### WHAT IS BEING ASKED
Pick out every line that holds the string "Ensemble" and copy it.

Structured figure records
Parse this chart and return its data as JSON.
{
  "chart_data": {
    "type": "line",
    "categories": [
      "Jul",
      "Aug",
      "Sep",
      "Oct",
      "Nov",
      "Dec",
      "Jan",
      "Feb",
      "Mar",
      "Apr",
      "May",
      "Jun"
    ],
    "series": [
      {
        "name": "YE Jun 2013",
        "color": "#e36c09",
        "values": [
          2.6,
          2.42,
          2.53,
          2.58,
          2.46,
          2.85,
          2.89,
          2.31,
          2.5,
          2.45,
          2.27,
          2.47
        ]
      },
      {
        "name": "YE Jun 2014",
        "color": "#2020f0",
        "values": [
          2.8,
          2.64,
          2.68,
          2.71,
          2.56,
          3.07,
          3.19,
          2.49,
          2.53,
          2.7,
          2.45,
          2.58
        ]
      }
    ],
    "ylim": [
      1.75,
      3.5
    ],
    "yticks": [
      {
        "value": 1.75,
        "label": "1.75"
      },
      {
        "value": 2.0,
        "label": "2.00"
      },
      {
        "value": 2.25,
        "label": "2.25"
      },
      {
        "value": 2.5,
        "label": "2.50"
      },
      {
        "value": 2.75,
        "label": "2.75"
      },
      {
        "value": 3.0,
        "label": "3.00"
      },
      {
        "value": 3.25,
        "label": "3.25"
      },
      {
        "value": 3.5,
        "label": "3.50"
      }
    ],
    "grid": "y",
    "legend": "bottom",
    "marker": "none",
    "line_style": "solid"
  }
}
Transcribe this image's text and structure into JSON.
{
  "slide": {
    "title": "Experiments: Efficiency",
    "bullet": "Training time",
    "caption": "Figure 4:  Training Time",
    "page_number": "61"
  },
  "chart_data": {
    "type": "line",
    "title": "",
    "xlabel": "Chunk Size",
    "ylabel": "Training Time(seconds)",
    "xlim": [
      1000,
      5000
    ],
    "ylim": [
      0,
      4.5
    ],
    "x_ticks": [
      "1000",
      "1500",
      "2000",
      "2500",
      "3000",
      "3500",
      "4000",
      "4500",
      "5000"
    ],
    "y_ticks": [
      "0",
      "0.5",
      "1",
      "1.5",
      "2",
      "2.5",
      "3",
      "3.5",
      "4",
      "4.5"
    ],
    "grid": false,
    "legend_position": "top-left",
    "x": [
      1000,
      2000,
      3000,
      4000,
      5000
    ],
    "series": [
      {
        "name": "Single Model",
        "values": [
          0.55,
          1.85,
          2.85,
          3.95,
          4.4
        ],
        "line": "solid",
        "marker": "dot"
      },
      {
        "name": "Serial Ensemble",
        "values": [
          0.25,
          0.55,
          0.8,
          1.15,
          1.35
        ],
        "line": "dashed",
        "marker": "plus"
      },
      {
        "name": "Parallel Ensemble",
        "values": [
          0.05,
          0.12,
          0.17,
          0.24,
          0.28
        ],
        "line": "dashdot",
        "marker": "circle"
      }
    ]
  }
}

### EXERCISE RESPONSE
        "name": "Serial Ensemble",
        "name": "Parallel Ensemble",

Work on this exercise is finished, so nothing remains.